*Instruction*.
Work out the number of lines in the listing that include the string "struck". Reply with that number alone.

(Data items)
================
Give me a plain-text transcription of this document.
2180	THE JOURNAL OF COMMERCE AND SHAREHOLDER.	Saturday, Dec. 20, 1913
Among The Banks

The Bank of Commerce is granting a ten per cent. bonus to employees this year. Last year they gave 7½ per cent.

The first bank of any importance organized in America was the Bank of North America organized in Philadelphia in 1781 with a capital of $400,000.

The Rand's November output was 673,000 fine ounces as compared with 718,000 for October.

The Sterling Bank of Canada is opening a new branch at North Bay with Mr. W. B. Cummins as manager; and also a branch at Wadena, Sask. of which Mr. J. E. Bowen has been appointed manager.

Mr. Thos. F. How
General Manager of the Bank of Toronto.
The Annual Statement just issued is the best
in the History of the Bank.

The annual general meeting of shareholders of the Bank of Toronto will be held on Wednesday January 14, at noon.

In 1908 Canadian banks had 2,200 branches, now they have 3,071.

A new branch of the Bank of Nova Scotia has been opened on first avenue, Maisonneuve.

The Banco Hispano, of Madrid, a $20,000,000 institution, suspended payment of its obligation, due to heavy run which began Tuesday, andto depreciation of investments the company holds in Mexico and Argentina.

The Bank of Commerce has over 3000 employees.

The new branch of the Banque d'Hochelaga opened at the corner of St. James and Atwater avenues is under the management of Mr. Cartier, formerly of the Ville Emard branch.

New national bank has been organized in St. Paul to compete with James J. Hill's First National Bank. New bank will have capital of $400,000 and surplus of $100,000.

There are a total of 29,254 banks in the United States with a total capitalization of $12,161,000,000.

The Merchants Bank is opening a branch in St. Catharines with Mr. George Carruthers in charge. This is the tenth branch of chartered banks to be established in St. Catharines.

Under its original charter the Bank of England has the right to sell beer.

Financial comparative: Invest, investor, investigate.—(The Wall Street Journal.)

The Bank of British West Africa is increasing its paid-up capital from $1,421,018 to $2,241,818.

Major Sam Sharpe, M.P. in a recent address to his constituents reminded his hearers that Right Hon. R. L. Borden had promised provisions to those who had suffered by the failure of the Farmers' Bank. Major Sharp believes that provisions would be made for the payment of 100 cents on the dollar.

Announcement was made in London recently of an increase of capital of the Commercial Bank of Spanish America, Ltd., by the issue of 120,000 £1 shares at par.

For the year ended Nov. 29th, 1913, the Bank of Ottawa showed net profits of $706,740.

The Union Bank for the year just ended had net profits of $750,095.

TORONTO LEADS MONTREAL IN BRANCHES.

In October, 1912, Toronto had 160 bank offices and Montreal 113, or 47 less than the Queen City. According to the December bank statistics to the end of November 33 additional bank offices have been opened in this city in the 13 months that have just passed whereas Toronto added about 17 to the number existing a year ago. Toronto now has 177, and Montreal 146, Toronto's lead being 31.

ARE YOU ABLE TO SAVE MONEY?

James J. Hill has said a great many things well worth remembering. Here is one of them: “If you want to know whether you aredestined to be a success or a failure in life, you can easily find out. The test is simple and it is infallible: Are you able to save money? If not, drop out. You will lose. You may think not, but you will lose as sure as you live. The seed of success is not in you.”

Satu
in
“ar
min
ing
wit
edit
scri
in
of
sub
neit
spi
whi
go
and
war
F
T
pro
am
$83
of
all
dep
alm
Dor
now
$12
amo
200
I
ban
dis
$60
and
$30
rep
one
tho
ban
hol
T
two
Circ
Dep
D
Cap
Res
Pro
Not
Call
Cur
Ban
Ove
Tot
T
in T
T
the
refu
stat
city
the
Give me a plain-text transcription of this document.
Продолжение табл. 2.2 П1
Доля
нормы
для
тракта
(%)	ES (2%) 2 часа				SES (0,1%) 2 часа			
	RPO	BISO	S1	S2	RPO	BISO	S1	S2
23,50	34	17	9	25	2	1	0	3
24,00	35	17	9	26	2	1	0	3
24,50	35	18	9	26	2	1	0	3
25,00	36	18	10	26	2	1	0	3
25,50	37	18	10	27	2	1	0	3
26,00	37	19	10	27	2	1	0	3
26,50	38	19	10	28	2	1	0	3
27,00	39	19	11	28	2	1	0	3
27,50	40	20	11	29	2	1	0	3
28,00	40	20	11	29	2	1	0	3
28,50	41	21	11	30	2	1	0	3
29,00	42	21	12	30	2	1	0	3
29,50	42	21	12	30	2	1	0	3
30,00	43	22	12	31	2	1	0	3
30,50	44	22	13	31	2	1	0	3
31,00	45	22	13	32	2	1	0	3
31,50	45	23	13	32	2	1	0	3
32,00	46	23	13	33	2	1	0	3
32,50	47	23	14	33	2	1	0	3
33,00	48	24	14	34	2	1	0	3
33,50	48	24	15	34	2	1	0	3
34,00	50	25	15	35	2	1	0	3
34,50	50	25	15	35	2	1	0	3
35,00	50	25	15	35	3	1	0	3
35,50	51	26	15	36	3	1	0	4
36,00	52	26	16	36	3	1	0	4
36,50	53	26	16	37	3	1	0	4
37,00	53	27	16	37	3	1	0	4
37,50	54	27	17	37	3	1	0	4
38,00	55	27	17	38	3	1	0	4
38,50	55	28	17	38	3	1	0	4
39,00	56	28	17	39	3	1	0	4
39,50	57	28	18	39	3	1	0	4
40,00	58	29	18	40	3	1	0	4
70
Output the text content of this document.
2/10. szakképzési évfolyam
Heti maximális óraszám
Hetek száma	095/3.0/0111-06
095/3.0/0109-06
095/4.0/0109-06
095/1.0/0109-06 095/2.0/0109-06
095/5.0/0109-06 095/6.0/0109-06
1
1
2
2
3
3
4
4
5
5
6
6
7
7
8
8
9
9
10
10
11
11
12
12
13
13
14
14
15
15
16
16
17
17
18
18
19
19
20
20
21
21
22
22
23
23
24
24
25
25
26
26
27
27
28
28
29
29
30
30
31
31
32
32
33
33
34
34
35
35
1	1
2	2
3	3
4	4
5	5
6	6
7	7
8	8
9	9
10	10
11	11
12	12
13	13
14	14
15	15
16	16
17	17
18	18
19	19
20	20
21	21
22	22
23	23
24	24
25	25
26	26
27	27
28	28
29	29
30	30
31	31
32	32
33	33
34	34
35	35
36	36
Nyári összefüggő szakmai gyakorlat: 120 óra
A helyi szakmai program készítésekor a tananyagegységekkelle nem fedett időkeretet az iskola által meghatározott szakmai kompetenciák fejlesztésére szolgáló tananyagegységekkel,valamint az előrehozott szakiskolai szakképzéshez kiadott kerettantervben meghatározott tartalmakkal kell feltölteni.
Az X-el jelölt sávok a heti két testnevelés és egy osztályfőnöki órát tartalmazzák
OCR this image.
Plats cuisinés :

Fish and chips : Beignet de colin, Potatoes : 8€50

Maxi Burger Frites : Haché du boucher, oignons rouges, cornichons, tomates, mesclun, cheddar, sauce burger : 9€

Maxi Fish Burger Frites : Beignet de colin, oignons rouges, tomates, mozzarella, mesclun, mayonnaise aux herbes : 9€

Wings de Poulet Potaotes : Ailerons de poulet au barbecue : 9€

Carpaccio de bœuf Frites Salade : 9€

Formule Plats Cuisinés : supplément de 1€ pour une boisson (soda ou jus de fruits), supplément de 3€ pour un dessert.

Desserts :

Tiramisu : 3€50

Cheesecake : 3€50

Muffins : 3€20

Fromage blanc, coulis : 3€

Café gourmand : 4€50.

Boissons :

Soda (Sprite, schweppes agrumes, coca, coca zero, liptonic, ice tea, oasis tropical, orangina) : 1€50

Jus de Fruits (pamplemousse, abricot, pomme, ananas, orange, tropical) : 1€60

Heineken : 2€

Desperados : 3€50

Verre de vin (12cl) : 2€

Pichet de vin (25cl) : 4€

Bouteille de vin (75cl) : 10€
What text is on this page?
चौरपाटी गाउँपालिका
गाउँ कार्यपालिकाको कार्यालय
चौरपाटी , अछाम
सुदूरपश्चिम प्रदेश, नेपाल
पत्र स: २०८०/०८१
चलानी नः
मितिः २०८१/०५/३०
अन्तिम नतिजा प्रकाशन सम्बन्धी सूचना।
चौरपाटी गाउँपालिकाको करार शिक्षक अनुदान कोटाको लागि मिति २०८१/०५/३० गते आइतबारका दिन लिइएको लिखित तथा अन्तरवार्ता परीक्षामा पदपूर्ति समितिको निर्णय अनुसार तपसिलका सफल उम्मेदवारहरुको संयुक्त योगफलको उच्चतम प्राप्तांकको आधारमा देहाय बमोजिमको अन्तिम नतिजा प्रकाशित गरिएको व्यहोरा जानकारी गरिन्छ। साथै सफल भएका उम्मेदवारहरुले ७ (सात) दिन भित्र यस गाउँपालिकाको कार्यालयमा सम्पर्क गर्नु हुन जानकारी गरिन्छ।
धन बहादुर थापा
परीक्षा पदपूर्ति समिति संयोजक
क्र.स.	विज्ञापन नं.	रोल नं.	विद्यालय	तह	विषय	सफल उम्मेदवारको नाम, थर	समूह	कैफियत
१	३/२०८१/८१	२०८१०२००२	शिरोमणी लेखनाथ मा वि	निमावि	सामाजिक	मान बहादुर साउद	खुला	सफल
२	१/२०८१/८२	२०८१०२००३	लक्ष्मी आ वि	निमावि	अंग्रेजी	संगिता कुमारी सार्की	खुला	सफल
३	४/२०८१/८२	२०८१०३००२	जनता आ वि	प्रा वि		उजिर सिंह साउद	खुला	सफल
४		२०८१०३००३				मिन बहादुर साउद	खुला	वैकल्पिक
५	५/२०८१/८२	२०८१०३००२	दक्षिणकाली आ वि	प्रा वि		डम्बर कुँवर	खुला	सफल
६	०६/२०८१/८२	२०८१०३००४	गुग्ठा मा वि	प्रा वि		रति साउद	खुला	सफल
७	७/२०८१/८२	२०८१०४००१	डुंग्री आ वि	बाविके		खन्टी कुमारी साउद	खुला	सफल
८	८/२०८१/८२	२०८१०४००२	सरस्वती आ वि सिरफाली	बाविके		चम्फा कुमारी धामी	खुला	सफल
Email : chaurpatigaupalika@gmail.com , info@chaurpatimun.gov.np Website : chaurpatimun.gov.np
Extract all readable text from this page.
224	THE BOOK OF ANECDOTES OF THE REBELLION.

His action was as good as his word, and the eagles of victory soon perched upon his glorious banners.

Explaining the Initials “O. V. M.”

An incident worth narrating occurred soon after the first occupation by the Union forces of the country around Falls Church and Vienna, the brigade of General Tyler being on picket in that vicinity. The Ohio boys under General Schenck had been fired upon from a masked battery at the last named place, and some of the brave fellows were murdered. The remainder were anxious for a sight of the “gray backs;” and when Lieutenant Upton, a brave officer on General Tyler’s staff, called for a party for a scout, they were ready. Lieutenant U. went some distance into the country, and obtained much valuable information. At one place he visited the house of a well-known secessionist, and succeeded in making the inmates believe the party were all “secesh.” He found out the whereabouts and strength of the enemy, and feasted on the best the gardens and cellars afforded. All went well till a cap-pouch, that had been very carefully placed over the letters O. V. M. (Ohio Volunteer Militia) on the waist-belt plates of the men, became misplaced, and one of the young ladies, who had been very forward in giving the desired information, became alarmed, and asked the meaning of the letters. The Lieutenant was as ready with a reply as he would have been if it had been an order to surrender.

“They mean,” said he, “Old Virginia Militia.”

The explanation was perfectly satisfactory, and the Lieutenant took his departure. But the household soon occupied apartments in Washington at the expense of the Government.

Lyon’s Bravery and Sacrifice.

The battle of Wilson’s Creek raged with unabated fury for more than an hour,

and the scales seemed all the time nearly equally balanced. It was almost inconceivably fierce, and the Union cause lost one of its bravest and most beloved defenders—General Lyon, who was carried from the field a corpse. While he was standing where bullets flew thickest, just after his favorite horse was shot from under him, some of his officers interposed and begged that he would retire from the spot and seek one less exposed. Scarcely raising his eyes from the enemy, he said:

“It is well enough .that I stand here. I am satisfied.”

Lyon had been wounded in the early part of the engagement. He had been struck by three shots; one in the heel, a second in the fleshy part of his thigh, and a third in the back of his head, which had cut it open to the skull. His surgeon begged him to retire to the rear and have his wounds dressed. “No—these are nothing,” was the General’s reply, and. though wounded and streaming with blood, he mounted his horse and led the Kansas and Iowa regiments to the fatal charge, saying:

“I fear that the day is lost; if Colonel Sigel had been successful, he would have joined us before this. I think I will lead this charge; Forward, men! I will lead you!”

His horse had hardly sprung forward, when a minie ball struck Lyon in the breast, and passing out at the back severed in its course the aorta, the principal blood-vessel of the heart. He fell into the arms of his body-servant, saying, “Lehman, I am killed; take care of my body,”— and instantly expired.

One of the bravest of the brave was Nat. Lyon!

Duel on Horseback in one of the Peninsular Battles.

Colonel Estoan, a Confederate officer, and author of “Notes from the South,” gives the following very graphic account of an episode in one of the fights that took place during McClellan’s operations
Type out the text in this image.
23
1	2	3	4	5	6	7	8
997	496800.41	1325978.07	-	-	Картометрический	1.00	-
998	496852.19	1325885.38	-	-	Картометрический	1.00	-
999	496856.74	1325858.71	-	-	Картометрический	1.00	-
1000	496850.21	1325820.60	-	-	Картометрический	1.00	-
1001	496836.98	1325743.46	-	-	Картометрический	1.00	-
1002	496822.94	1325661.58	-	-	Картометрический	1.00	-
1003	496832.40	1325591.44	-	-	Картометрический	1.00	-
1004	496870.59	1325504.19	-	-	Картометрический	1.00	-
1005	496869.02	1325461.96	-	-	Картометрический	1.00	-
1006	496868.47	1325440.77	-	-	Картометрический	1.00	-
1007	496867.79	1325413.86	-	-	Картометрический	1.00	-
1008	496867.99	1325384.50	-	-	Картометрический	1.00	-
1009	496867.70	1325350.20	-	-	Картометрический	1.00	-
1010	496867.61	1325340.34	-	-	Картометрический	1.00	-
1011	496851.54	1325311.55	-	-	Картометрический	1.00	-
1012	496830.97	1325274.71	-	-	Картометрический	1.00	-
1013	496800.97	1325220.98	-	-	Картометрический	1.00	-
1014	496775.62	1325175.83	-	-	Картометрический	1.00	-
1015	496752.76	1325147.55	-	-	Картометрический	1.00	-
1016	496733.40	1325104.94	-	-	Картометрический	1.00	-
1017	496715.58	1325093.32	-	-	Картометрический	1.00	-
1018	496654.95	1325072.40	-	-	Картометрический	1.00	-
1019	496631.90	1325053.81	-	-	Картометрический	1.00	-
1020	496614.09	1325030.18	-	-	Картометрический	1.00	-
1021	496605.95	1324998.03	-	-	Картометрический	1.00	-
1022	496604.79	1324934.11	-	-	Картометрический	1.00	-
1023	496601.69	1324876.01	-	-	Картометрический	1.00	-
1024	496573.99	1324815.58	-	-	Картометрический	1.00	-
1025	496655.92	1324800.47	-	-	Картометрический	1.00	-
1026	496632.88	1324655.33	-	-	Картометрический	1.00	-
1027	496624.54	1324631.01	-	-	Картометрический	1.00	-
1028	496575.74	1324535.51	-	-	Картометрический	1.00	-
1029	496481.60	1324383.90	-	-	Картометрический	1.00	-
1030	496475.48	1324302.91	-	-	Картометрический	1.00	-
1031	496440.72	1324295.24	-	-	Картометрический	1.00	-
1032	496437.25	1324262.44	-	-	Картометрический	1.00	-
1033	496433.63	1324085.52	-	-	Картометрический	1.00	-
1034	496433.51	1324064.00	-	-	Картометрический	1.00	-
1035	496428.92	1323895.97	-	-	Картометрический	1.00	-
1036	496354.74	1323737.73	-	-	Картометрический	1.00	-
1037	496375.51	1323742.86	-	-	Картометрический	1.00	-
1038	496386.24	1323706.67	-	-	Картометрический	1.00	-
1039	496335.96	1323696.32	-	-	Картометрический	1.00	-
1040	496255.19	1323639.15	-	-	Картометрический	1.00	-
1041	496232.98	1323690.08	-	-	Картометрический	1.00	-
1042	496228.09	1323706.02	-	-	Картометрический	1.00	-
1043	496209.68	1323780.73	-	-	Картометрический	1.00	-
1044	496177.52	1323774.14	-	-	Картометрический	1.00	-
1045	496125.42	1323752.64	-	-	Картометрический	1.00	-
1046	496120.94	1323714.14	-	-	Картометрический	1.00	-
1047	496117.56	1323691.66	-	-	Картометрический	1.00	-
================
*Exercise result*.
2